→ Required work
Reproduce all of the data exactly, with no line skipped.

→ Supplied information
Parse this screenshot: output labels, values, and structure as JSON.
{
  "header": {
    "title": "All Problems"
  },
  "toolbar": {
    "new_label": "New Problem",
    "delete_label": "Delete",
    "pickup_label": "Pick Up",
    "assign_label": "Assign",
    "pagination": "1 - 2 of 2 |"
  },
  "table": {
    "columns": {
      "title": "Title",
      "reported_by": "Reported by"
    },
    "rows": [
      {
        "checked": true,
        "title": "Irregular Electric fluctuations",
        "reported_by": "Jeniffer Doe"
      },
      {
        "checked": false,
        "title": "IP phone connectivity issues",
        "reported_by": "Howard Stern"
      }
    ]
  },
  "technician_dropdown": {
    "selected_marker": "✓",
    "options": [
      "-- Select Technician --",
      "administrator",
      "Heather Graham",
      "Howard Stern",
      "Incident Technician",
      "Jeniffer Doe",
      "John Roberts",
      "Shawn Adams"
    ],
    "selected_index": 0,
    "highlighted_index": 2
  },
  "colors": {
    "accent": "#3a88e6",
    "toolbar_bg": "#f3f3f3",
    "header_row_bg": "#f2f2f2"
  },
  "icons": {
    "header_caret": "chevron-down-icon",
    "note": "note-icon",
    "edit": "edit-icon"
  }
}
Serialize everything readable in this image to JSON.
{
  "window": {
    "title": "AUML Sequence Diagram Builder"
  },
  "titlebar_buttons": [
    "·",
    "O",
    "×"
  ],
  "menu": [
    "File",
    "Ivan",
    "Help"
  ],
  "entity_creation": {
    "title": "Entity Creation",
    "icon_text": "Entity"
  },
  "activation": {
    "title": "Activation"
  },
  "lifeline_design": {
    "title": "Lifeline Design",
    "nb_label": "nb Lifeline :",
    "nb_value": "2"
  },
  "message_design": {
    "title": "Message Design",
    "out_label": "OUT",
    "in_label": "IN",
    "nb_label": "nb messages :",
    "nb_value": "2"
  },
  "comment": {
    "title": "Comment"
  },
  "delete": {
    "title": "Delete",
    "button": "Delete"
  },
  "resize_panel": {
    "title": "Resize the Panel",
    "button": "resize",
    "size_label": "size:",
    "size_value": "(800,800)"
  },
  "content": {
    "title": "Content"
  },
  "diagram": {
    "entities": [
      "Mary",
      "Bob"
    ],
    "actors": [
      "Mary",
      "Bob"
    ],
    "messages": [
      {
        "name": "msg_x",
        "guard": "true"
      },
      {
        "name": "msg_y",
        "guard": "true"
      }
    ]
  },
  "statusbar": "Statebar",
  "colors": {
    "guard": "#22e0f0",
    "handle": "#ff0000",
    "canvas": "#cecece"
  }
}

→ Written response
Parse this screenshot: output labels, values, and structure as JSON.
{
  "header": {
    "title": "All Problems"
  },
  "toolbar": {
    "new_label": "New Problem",
    "delete_label": "Delete",
    "pickup_label": "Pick Up",
    "assign_label": "Assign",
    "pagination": "1 - 2 of 2 |"
  },
  "table": {
    "columns": {
      "title": "Title",
      "reported_by": "Reported by"
    },
    "rows": [
      {
        "checked": true,
        "title": "Irregular Electric fluctuations",
        "reported_by": "Jeniffer Doe"
      },
      {
        "checked": false,
        "title": "IP phone connectivity issues",
        "reported_by": "Howard Stern"
      }
    ]
  },
  "technician_dropdown": {
    "selected_marker": "✓",
    "options": [
      "-- Select Technician --",
      "administrator",
      "Heather Graham",
      "Howard Stern",
      "Incident Technician",
      "Jeniffer Doe",
      "John Roberts",
      "Shawn Adams"
    ],
    "selected_index": 0,
    "highlighted_index": 2
  },
  "colors": {
    "accent": "#3a88e6",
    "toolbar_bg": "#f3f3f3",
    "header_row_bg": "#f2f2f2"
  },
  "icons": {
    "header_caret": "chevron-down-icon",
    "note": "note-icon",
    "edit": "edit-icon"
  }
}
Serialize everything readable in this image to JSON.
{
  "window": {
    "title": "AUML Sequence Diagram Builder"
  },
  "titlebar_buttons": [
    "·",
    "O",
    "×"
  ],
  "menu": [
    "File",
    "Ivan",
    "Help"
  ],
  "entity_creation": {
    "title": "Entity Creation",
    "icon_text": "Entity"
  },
  "activation": {
    "title": "Activation"
  },
  "lifeline_design": {
    "title": "Lifeline Design",
    "nb_label": "nb Lifeline :",
    "nb_value": "2"
  },
  "message_design": {
    "title": "Message Design",
    "out_label": "OUT",
    "in_label": "IN",
    "nb_label": "nb messages :",
    "nb_value": "2"
  },
  "comment": {
    "title": "Comment"
  },
  "delete": {
    "title": "Delete",
    "button": "Delete"
  },
  "resize_panel": {
    "title": "Resize the Panel",
    "button": "resize",
    "size_label": "size:",
    "size_value": "(800,800)"
  },
  "content": {
    "title": "Content"
  },
  "diagram": {
    "entities": [
      "Mary",
      "Bob"
    ],
    "actors": [
      "Mary",
      "Bob"
    ],
    "messages": [
      {
        "name": "msg_x",
        "guard": "true"
      },
      {
        "name": "msg_y",
        "guard": "true"
      }
    ]
  },
  "statusbar": "Statebar",
  "colors": {
    "guard": "#22e0f0",
    "handle": "#ff0000",
    "canvas": "#cecece"
  }
}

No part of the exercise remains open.